"""

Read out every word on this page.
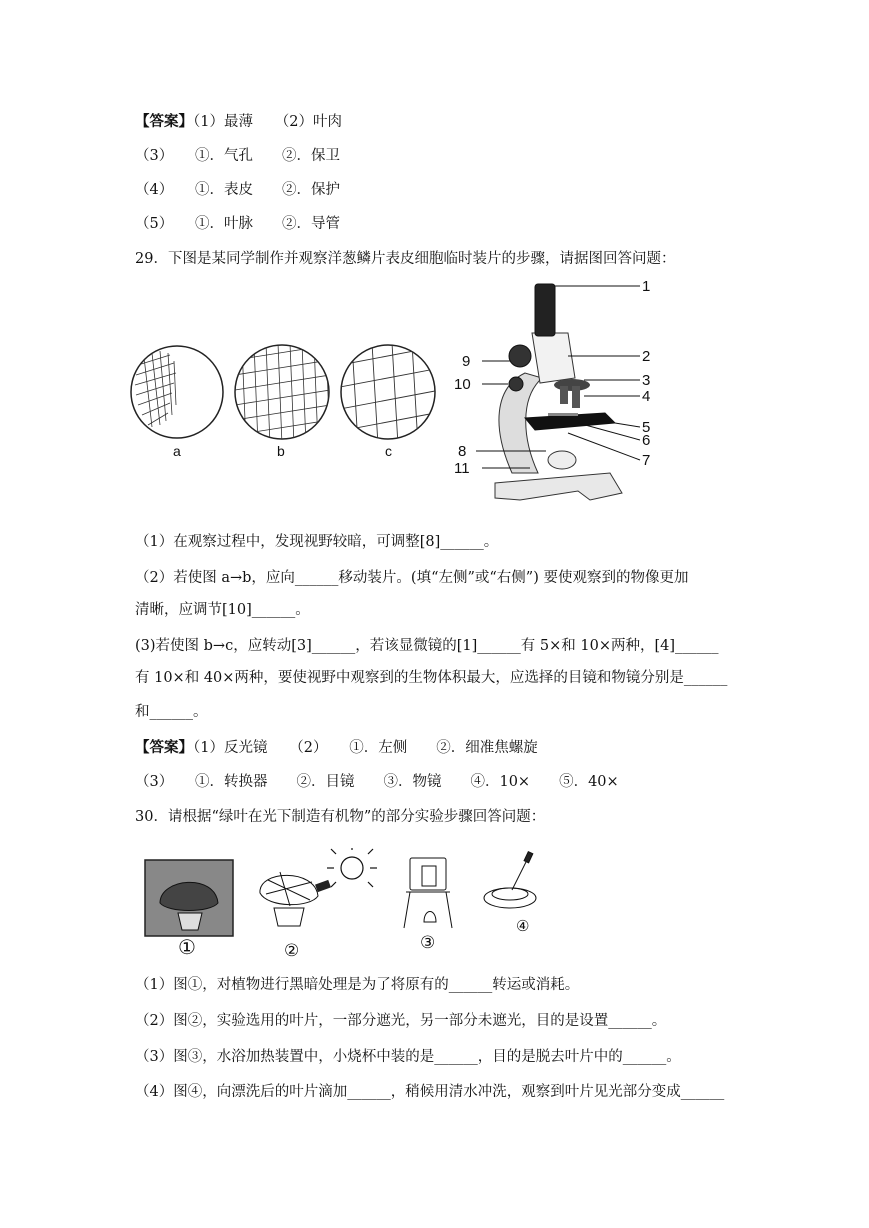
【答案】（1）最薄　　（2）叶肉
（3）　　①．气孔　　②．保卫
（4）　　①．表皮　　②．保护
（5）　　①．叶脉　　②．导管
29．下图是某同学制作并观察洋葱鳞片表皮细胞临时装片的步骤，请据图回答问题：
a	b	c
1
2
3
4
5
6
7
8
9
10
11
（1）在观察过程中，发现视野较暗，可调整[8]______。
（2）若使图 a→b，应向______移动装片。(填“左侧”或“右侧”) 要使观察到的物像更加
清晰，应调节[10]______。
(3)若使图 b→c，应转动[3]______，若该显微镜的[1]______有 5×和 10×两种，[4]______
有 10×和 40×两种，要使视野中观察到的生物体积最大，应选择的目镜和物镜分别是______
和______。
【答案】（1）反光镜　　（2）　　①．左侧　　②．细准焦螺旋
（3）　　①．转换器　　②．目镜　　③．物镜　　④．10×　　⑤．40×
30．请根据“绿叶在光下制造有机物”的部分实验步骤回答问题：
①	②	③
④
（1）图①，对植物进行黑暗处理是为了将原有的______转运或消耗。
（2）图②，实验选用的叶片，一部分遮光，另一部分未遮光，目的是设置______。
（3）图③，水浴加热装置中，小烧杯中装的是______，目的是脱去叶片中的______。
（4）图④，向漂洗后的叶片滴加______，稍候用清水冲洗，观察到叶片见光部分变成______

"""

= YOUR OBJECTIVE =
Skip the pictures, then retype every line above exactly.

= FULL OUTPUT =
Read out every word on this page.
【答案】（1）最薄　　（2）叶肉
（3）　　①．气孔　　②．保卫
（4）　　①．表皮　　②．保护
（5）　　①．叶脉　　②．导管
29．下图是某同学制作并观察洋葱鳞片表皮细胞临时装片的步骤，请据图回答问题：
a	b	c
1
2
3
4
5
6
7
8
9
10
11
（1）在观察过程中，发现视野较暗，可调整[8]______。
（2）若使图 a→b，应向______移动装片。(填“左侧”或“右侧”) 要使观察到的物像更加
清晰，应调节[10]______。
(3)若使图 b→c，应转动[3]______，若该显微镜的[1]______有 5×和 10×两种，[4]______
有 10×和 40×两种，要使视野中观察到的生物体积最大，应选择的目镜和物镜分别是______
和______。
【答案】（1）反光镜　　（2）　　①．左侧　　②．细准焦螺旋
（3）　　①．转换器　　②．目镜　　③．物镜　　④．10×　　⑤．40×
30．请根据“绿叶在光下制造有机物”的部分实验步骤回答问题：
①	②	③
④
（1）图①，对植物进行黑暗处理是为了将原有的______转运或消耗。
（2）图②，实验选用的叶片，一部分遮光，另一部分未遮光，目的是设置______。
（3）图③，水浴加热装置中，小烧杯中装的是______，目的是脱去叶片中的______。
（4）图④，向漂洗后的叶片滴加______，稍候用清水冲洗，观察到叶片见光部分变成______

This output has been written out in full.